Without the pictures, set down the records below word for word.

(Extracts from a graphics dataset)
━━━━━━

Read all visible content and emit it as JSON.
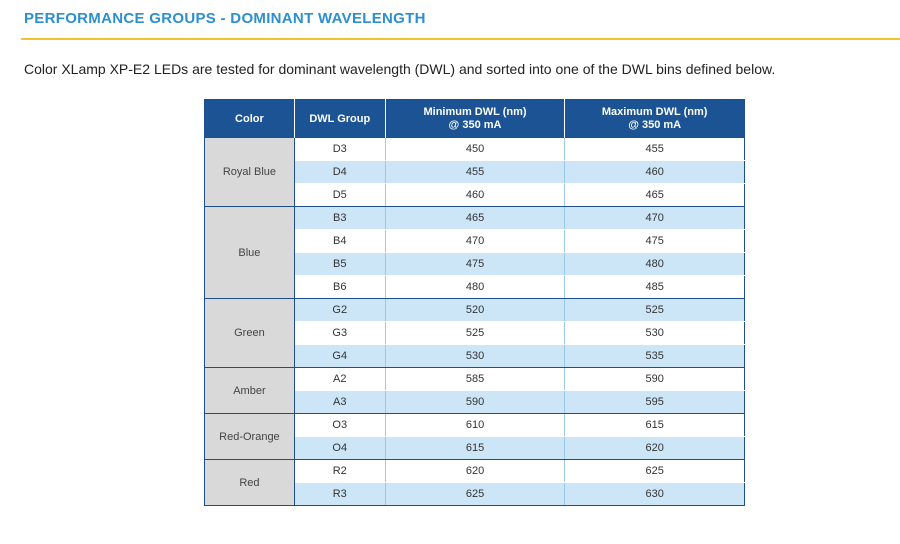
{
  "header": {
    "title": "PERFORMANCE GROUPS - DOMINANT WAVELENGTH",
    "intro": "Color XLamp XP-E2 LEDs are tested for dominant wavelength (DWL) and sorted into one of the DWL bins defined below."
  },
  "table": {
    "columns": {
      "color": "Color",
      "group": "DWL Group",
      "min_line1": "Minimum DWL (nm)",
      "min_line2": "@ 350 mA",
      "max_line1": "Maximum DWL (nm)",
      "max_line2": "@ 350 mA"
    },
    "groups": [
      {
        "color": "Royal Blue",
        "rows": [
          {
            "bin": "D3",
            "min": "450",
            "max": "455"
          },
          {
            "bin": "D4",
            "min": "455",
            "max": "460"
          },
          {
            "bin": "D5",
            "min": "460",
            "max": "465"
          }
        ]
      },
      {
        "color": "Blue",
        "rows": [
          {
            "bin": "B3",
            "min": "465",
            "max": "470"
          },
          {
            "bin": "B4",
            "min": "470",
            "max": "475"
          },
          {
            "bin": "B5",
            "min": "475",
            "max": "480"
          },
          {
            "bin": "B6",
            "min": "480",
            "max": "485"
          }
        ]
      },
      {
        "color": "Green",
        "rows": [
          {
            "bin": "G2",
            "min": "520",
            "max": "525"
          },
          {
            "bin": "G3",
            "min": "525",
            "max": "530"
          },
          {
            "bin": "G4",
            "min": "530",
            "max": "535"
          }
        ]
      },
      {
        "color": "Amber",
        "rows": [
          {
            "bin": "A2",
            "min": "585",
            "max": "590"
          },
          {
            "bin": "A3",
            "min": "590",
            "max": "595"
          }
        ]
      },
      {
        "color": "Red-Orange",
        "rows": [
          {
            "bin": "O3",
            "min": "610",
            "max": "615"
          },
          {
            "bin": "O4",
            "min": "615",
            "max": "620"
          }
        ]
      },
      {
        "color": "Red",
        "rows": [
          {
            "bin": "R2",
            "min": "620",
            "max": "625"
          },
          {
            "bin": "R3",
            "min": "625",
            "max": "630"
          }
        ]
      }
    ]
  },
  "colors": {
    "title": "#2b8fd0",
    "rule": "#f2c230",
    "header_bg": "#1b5394",
    "stripe": "#cde6f7",
    "color_cell_bg": "#d9d9d9"
  }
}
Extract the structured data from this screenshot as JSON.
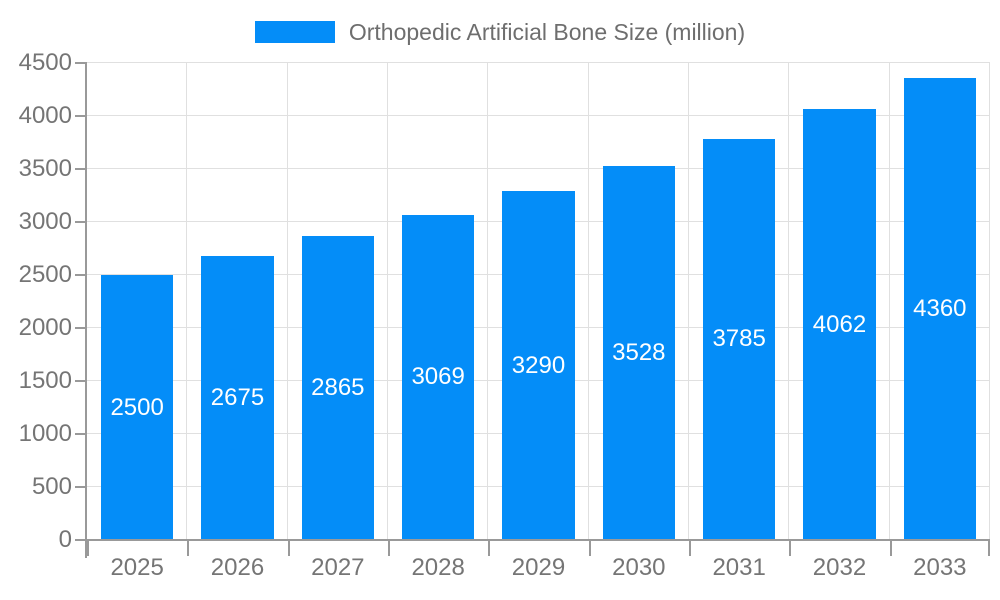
{
  "legend": {
    "label": "Orthopedic Artificial Bone Size (million)",
    "swatch_color": "#048df8"
  },
  "chart_data": {
    "type": "bar",
    "title": "Orthopedic Artificial Bone Size (million)",
    "categories": [
      "2025",
      "2026",
      "2027",
      "2028",
      "2029",
      "2030",
      "2031",
      "2032",
      "2033"
    ],
    "values": [
      2500,
      2675,
      2865,
      3069,
      3290,
      3528,
      3785,
      4062,
      4360
    ],
    "xlabel": "",
    "ylabel": "",
    "ylim": [
      0,
      4500
    ],
    "ytick_step": 500,
    "yticks": [
      0,
      500,
      1000,
      1500,
      2000,
      2500,
      3000,
      3500,
      4000,
      4500
    ],
    "bar_color": "#048df8",
    "bar_width_fraction": 0.72,
    "value_label_color": "#ffffff",
    "value_label_position": "inside-center",
    "grid": true,
    "legend_position": "top"
  },
  "colors": {
    "background": "#ffffff",
    "grid_line": "#e0e0e0",
    "axis_line": "#999999",
    "tick_label": "#757575",
    "legend_text": "#6e6e6e"
  }
}
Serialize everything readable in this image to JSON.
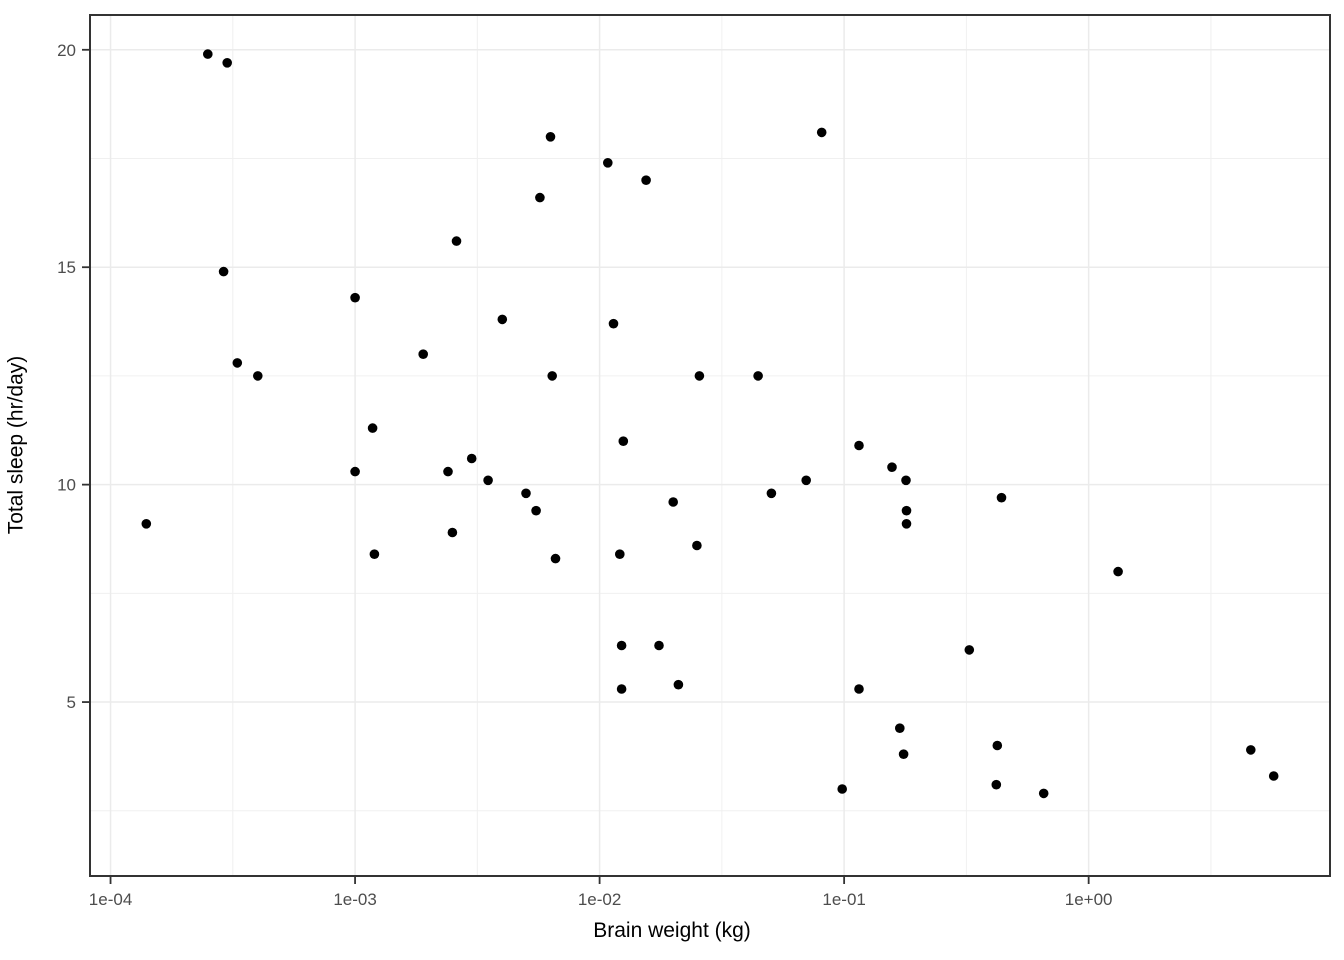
{
  "figure": {
    "background": "#ffffff",
    "panel": {
      "background": "#ffffff",
      "border_color": "#333333",
      "grid_major_color": "#ebebeb",
      "grid_minor_color": "#f0f0f0",
      "tick_color": "#333333",
      "tick_label_color": "#4d4d4d"
    }
  },
  "chart_data": {
    "type": "scatter",
    "title": "",
    "xlabel": "Brain weight (kg)",
    "ylabel": "Total sleep (hr/day)",
    "x_scale": "log10",
    "grid": true,
    "legend_position": "none",
    "point_color": "#000000",
    "point_radius_px": 4.8,
    "x_tick_labels": [
      "1e-04",
      "1e-03",
      "1e-02",
      "1e-01",
      "1e+00"
    ],
    "x_tick_values": [
      0.0001,
      0.001,
      0.01,
      0.1,
      1
    ],
    "y_tick_labels": [
      "5",
      "10",
      "15",
      "20"
    ],
    "y_tick_values": [
      5,
      10,
      15,
      20
    ],
    "x_domain_log10": [
      -4.084,
      0.987
    ],
    "y_domain": [
      1.0,
      20.8
    ],
    "points": [
      [
        0.00014,
        9.1
      ],
      [
        0.00025,
        19.9
      ],
      [
        0.00029,
        14.9
      ],
      [
        0.0003,
        19.7
      ],
      [
        0.00033,
        12.8
      ],
      [
        0.0004,
        12.5
      ],
      [
        0.001,
        14.3
      ],
      [
        0.001,
        10.3
      ],
      [
        0.00118,
        11.3
      ],
      [
        0.0012,
        8.4
      ],
      [
        0.0019,
        13.0
      ],
      [
        0.0024,
        10.3
      ],
      [
        0.0025,
        8.9
      ],
      [
        0.0026,
        15.6
      ],
      [
        0.003,
        10.6
      ],
      [
        0.0035,
        10.1
      ],
      [
        0.004,
        13.8
      ],
      [
        0.005,
        9.8
      ],
      [
        0.0055,
        9.4
      ],
      [
        0.0057,
        16.6
      ],
      [
        0.0063,
        18.0
      ],
      [
        0.0064,
        12.5
      ],
      [
        0.0066,
        8.3
      ],
      [
        0.0108,
        17.4
      ],
      [
        0.0114,
        13.7
      ],
      [
        0.0121,
        8.4
      ],
      [
        0.0123,
        6.3
      ],
      [
        0.0123,
        5.3
      ],
      [
        0.0125,
        11.0
      ],
      [
        0.0155,
        17.0
      ],
      [
        0.0175,
        6.3
      ],
      [
        0.02,
        9.6
      ],
      [
        0.021,
        5.4
      ],
      [
        0.025,
        8.6
      ],
      [
        0.0256,
        12.5
      ],
      [
        0.0445,
        12.5
      ],
      [
        0.0504,
        9.8
      ],
      [
        0.07,
        10.1
      ],
      [
        0.081,
        18.1
      ],
      [
        0.0982,
        3.0
      ],
      [
        0.115,
        10.9
      ],
      [
        0.115,
        5.3
      ],
      [
        0.157,
        10.4
      ],
      [
        0.169,
        4.4
      ],
      [
        0.175,
        3.8
      ],
      [
        0.179,
        10.1
      ],
      [
        0.18,
        9.4
      ],
      [
        0.18,
        9.1
      ],
      [
        0.325,
        6.2
      ],
      [
        0.419,
        3.1
      ],
      [
        0.423,
        4.0
      ],
      [
        0.44,
        9.7
      ],
      [
        0.655,
        2.9
      ],
      [
        1.32,
        8.0
      ],
      [
        4.603,
        3.9
      ],
      [
        5.712,
        3.3
      ]
    ]
  }
}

━━━━━━

[RESPONSE TO THE EXERCISE]:
Read all visible content and emit it as JSON.
{
  "header": {
    "title": "PERFORMANCE GROUPS - DOMINANT WAVELENGTH",
    "intro": "Color XLamp XP-E2 LEDs are tested for dominant wavelength (DWL) and sorted into one of the DWL bins defined below."
  },
  "table": {
    "columns": {
      "color": "Color",
      "group": "DWL Group",
      "min_line1": "Minimum DWL (nm)",
      "min_line2": "@ 350 mA",
      "max_line1": "Maximum DWL (nm)",
      "max_line2": "@ 350 mA"
    },
    "groups": [
      {
        "color": "Royal Blue",
        "rows": [
          {
            "bin": "D3",
            "min": "450",
            "max": "455"
          },
          {
            "bin": "D4",
            "min": "455",
            "max": "460"
          },
          {
            "bin": "D5",
            "min": "460",
            "max": "465"
          }
        ]
      },
      {
        "color": "Blue",
        "rows": [
          {
            "bin": "B3",
            "min": "465",
            "max": "470"
          },
          {
            "bin": "B4",
            "min": "470",
            "max": "475"
          },
          {
            "bin": "B5",
            "min": "475",
            "max": "480"
          },
          {
            "bin": "B6",
            "min": "480",
            "max": "485"
          }
        ]
      },
      {
        "color": "Green",
        "rows": [
          {
            "bin": "G2",
            "min": "520",
            "max": "525"
          },
          {
            "bin": "G3",
            "min": "525",
            "max": "530"
          },
          {
            "bin": "G4",
            "min": "530",
            "max": "535"
          }
        ]
      },
      {
        "color": "Amber",
        "rows": [
          {
            "bin": "A2",
            "min": "585",
            "max": "590"
          },
          {
            "bin": "A3",
            "min": "590",
            "max": "595"
          }
        ]
      },
      {
        "color": "Red-Orange",
        "rows": [
          {
            "bin": "O3",
            "min": "610",
            "max": "615"
          },
          {
            "bin": "O4",
            "min": "615",
            "max": "620"
          }
        ]
      },
      {
        "color": "Red",
        "rows": [
          {
            "bin": "R2",
            "min": "620",
            "max": "625"
          },
          {
            "bin": "R3",
            "min": "625",
            "max": "630"
          }
        ]
      }
    ]
  },
  "colors": {
    "title": "#2b8fd0",
    "rule": "#f2c230",
    "header_bg": "#1b5394",
    "stripe": "#cde6f7",
    "color_cell_bg": "#d9d9d9"
  }
}
Extract the structured data from this screenshot as JSON.
{
  "legend": {
    "label": "Orthopedic Artificial Bone Size (million)",
    "swatch_color": "#048df8"
  },
  "chart_data": {
    "type": "bar",
    "title": "Orthopedic Artificial Bone Size (million)",
    "categories": [
      "2025",
      "2026",
      "2027",
      "2028",
      "2029",
      "2030",
      "2031",
      "2032",
      "2033"
    ],
    "values": [
      2500,
      2675,
      2865,
      3069,
      3290,
      3528,
      3785,
      4062,
      4360
    ],
    "xlabel": "",
    "ylabel": "",
    "ylim": [
      0,
      4500
    ],
    "ytick_step": 500,
    "yticks": [
      0,
      500,
      1000,
      1500,
      2000,
      2500,
      3000,
      3500,
      4000,
      4500
    ],
    "bar_color": "#048df8",
    "bar_width_fraction": 0.72,
    "value_label_color": "#ffffff",
    "value_label_position": "inside-center",
    "grid": true,
    "legend_position": "top"
  },
  "colors": {
    "background": "#ffffff",
    "grid_line": "#e0e0e0",
    "axis_line": "#999999",
    "tick_label": "#757575",
    "legend_text": "#6e6e6e"
  }
}
Serialize everything readable in this image to JSON.
{
  "figure": {
    "background": "#ffffff",
    "panel": {
      "background": "#ffffff",
      "border_color": "#333333",
      "grid_major_color": "#ebebeb",
      "grid_minor_color": "#f0f0f0",
      "tick_color": "#333333",
      "tick_label_color": "#4d4d4d"
    }
  },
  "chart_data": {
    "type": "scatter",
    "title": "",
    "xlabel": "Brain weight (kg)",
    "ylabel": "Total sleep (hr/day)",
    "x_scale": "log10",
    "grid": true,
    "legend_position": "none",
    "point_color": "#000000",
    "point_radius_px": 4.8,
    "x_tick_labels": [
      "1e-04",
      "1e-03",
      "1e-02",
      "1e-01",
      "1e+00"
    ],
    "x_tick_values": [
      0.0001,
      0.001,
      0.01,
      0.1,
      1
    ],
    "y_tick_labels": [
      "5",
      "10",
      "15",
      "20"
    ],
    "y_tick_values": [
      5,
      10,
      15,
      20
    ],
    "x_domain_log10": [
      -4.084,
      0.987
    ],
    "y_domain": [
      1.0,
      20.8
    ],
    "points": [
      [
        0.00014,
        9.1
      ],
      [
        0.00025,
        19.9
      ],
      [
        0.00029,
        14.9
      ],
      [
        0.0003,
        19.7
      ],
      [
        0.00033,
        12.8
      ],
      [
        0.0004,
        12.5
      ],
      [
        0.001,
        14.3
      ],
      [
        0.001,
        10.3
      ],
      [
        0.00118,
        11.3
      ],
      [
        0.0012,
        8.4
      ],
      [
        0.0019,
        13.0
      ],
      [
        0.0024,
        10.3
      ],
      [
        0.0025,
        8.9
      ],
      [
        0.0026,
        15.6
      ],
      [
        0.003,
        10.6
      ],
      [
        0.0035,
        10.1
      ],
      [
        0.004,
        13.8
      ],
      [
        0.005,
        9.8
      ],
      [
        0.0055,
        9.4
      ],
      [
        0.0057,
        16.6
      ],
      [
        0.0063,
        18.0
      ],
      [
        0.0064,
        12.5
      ],
      [
        0.0066,
        8.3
      ],
      [
        0.0108,
        17.4
      ],
      [
        0.0114,
        13.7
      ],
      [
        0.0121,
        8.4
      ],
      [
        0.0123,
        6.3
      ],
      [
        0.0123,
        5.3
      ],
      [
        0.0125,
        11.0
      ],
      [
        0.0155,
        17.0
      ],
      [
        0.0175,
        6.3
      ],
      [
        0.02,
        9.6
      ],
      [
        0.021,
        5.4
      ],
      [
        0.025,
        8.6
      ],
      [
        0.0256,
        12.5
      ],
      [
        0.0445,
        12.5
      ],
      [
        0.0504,
        9.8
      ],
      [
        0.07,
        10.1
      ],
      [
        0.081,
        18.1
      ],
      [
        0.0982,
        3.0
      ],
      [
        0.115,
        10.9
      ],
      [
        0.115,
        5.3
      ],
      [
        0.157,
        10.4
      ],
      [
        0.169,
        4.4
      ],
      [
        0.175,
        3.8
      ],
      [
        0.179,
        10.1
      ],
      [
        0.18,
        9.4
      ],
      [
        0.18,
        9.1
      ],
      [
        0.325,
        6.2
      ],
      [
        0.419,
        3.1
      ],
      [
        0.423,
        4.0
      ],
      [
        0.44,
        9.7
      ],
      [
        0.655,
        2.9
      ],
      [
        1.32,
        8.0
      ],
      [
        4.603,
        3.9
      ],
      [
        5.712,
        3.3
      ]
    ]
  }
}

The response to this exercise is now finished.